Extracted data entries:
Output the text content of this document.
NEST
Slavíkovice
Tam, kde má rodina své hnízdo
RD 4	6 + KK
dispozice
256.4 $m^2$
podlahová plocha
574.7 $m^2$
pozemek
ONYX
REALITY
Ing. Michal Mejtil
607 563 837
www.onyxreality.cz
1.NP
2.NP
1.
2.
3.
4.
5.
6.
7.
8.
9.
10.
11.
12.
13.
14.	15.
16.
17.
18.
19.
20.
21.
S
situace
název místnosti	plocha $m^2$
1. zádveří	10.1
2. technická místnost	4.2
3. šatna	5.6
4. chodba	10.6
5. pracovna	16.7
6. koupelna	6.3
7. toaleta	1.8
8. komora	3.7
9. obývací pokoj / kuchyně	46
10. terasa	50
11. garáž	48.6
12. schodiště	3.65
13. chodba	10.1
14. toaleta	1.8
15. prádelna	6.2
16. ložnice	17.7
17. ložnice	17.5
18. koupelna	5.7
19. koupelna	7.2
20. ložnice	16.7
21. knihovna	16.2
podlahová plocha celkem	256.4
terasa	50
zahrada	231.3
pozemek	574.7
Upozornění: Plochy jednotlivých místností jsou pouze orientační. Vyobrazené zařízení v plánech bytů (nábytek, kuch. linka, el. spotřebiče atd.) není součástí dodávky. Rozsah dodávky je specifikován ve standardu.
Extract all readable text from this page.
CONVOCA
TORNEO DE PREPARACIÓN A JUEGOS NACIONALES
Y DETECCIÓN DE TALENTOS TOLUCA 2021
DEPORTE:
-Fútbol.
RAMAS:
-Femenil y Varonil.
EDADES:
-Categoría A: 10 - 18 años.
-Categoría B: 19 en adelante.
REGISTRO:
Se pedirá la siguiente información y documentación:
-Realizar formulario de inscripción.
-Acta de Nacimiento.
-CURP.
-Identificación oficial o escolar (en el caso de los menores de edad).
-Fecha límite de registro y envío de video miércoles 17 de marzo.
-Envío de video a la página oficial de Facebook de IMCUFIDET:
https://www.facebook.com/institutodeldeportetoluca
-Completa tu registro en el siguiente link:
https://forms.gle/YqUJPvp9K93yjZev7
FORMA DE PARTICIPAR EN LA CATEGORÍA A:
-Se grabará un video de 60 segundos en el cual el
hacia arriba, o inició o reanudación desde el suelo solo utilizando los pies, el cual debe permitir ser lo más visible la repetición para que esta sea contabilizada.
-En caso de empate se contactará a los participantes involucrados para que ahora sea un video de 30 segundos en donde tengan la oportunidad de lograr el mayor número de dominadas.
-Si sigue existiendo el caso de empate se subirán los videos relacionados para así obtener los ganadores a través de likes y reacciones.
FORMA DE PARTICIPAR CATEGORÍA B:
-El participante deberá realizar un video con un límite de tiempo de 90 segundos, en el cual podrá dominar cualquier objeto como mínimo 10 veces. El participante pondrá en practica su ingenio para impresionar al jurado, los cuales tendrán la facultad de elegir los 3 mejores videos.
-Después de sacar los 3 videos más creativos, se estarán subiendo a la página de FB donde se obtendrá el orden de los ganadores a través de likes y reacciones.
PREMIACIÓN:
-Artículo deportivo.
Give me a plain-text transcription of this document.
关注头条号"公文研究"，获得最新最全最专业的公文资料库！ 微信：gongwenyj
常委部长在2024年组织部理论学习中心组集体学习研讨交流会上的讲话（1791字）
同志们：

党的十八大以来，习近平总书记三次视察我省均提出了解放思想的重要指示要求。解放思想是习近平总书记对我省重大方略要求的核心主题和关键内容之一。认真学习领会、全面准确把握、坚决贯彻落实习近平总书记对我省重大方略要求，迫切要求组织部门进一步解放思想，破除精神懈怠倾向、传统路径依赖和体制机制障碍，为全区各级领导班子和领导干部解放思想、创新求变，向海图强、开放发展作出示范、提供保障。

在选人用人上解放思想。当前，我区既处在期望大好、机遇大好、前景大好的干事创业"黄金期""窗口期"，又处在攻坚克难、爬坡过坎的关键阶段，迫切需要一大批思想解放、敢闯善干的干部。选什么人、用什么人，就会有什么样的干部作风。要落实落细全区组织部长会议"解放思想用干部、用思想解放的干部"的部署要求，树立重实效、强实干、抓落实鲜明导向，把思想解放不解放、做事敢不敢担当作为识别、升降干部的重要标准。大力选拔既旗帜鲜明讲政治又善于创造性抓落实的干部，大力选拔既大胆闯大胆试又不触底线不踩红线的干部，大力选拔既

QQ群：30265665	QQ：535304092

== THE TASK ==
Nothing may be left out: return each entry exactly as it reads.

== WORKED ANSWER ==
Output the text content of this document.
NEST
Slavíkovice
Tam, kde má rodina své hnízdo
RD 4	6 + KK
dispozice
256.4 $m^2$
podlahová plocha
574.7 $m^2$
pozemek
ONYX
REALITY
Ing. Michal Mejtil
607 563 837
www.onyxreality.cz
1.NP
2.NP
1.
2.
3.
4.
5.
6.
7.
8.
9.
10.
11.
12.
13.
14.	15.
16.
17.
18.
19.
20.
21.
S
situace
název místnosti	plocha $m^2$
1. zádveří	10.1
2. technická místnost	4.2
3. šatna	5.6
4. chodba	10.6
5. pracovna	16.7
6. koupelna	6.3
7. toaleta	1.8
8. komora	3.7
9. obývací pokoj / kuchyně	46
10. terasa	50
11. garáž	48.6
12. schodiště	3.65
13. chodba	10.1
14. toaleta	1.8
15. prádelna	6.2
16. ložnice	17.7
17. ložnice	17.5
18. koupelna	5.7
19. koupelna	7.2
20. ložnice	16.7
21. knihovna	16.2
podlahová plocha celkem	256.4
terasa	50
zahrada	231.3
pozemek	574.7
Upozornění: Plochy jednotlivých místností jsou pouze orientační. Vyobrazené zařízení v plánech bytů (nábytek, kuch. linka, el. spotřebiče atd.) není součástí dodávky. Rozsah dodávky je specifikován ve standardu.
Extract all readable text from this page.
CONVOCA
TORNEO DE PREPARACIÓN A JUEGOS NACIONALES
Y DETECCIÓN DE TALENTOS TOLUCA 2021
DEPORTE:
-Fútbol.
RAMAS:
-Femenil y Varonil.
EDADES:
-Categoría A: 10 - 18 años.
-Categoría B: 19 en adelante.
REGISTRO:
Se pedirá la siguiente información y documentación:
-Realizar formulario de inscripción.
-Acta de Nacimiento.
-CURP.
-Identificación oficial o escolar (en el caso de los menores de edad).
-Fecha límite de registro y envío de video miércoles 17 de marzo.
-Envío de video a la página oficial de Facebook de IMCUFIDET:
https://www.facebook.com/institutodeldeportetoluca
-Completa tu registro en el siguiente link:
https://forms.gle/YqUJPvp9K93yjZev7
FORMA DE PARTICIPAR EN LA CATEGORÍA A:
-Se grabará un video de 60 segundos en el cual el
hacia arriba, o inició o reanudación desde el suelo solo utilizando los pies, el cual debe permitir ser lo más visible la repetición para que esta sea contabilizada.
-En caso de empate se contactará a los participantes involucrados para que ahora sea un video de 30 segundos en donde tengan la oportunidad de lograr el mayor número de dominadas.
-Si sigue existiendo el caso de empate se subirán los videos relacionados para así obtener los ganadores a través de likes y reacciones.
FORMA DE PARTICIPAR CATEGORÍA B:
-El participante deberá realizar un video con un límite de tiempo de 90 segundos, en el cual podrá dominar cualquier objeto como mínimo 10 veces. El participante pondrá en practica su ingenio para impresionar al jurado, los cuales tendrán la facultad de elegir los 3 mejores videos.
-Después de sacar los 3 videos más creativos, se estarán subiendo a la página de FB donde se obtendrá el orden de los ganadores a través de likes y reacciones.
PREMIACIÓN:
-Artículo deportivo.
Give me a plain-text transcription of this document.
关注头条号"公文研究"，获得最新最全最专业的公文资料库！ 微信：gongwenyj
常委部长在2024年组织部理论学习中心组集体学习研讨交流会上的讲话（1791字）
同志们：

党的十八大以来，习近平总书记三次视察我省均提出了解放思想的重要指示要求。解放思想是习近平总书记对我省重大方略要求的核心主题和关键内容之一。认真学习领会、全面准确把握、坚决贯彻落实习近平总书记对我省重大方略要求，迫切要求组织部门进一步解放思想，破除精神懈怠倾向、传统路径依赖和体制机制障碍，为全区各级领导班子和领导干部解放思想、创新求变，向海图强、开放发展作出示范、提供保障。

在选人用人上解放思想。当前，我区既处在期望大好、机遇大好、前景大好的干事创业"黄金期""窗口期"，又处在攻坚克难、爬坡过坎的关键阶段，迫切需要一大批思想解放、敢闯善干的干部。选什么人、用什么人，就会有什么样的干部作风。要落实落细全区组织部长会议"解放思想用干部、用思想解放的干部"的部署要求，树立重实效、强实干、抓落实鲜明导向，把思想解放不解放、做事敢不敢担当作为识别、升降干部的重要标准。大力选拔既旗帜鲜明讲政治又善于创造性抓落实的干部，大力选拔既大胆闯大胆试又不触底线不踩红线的干部，大力选拔既

QQ群：30265665	QQ：535304092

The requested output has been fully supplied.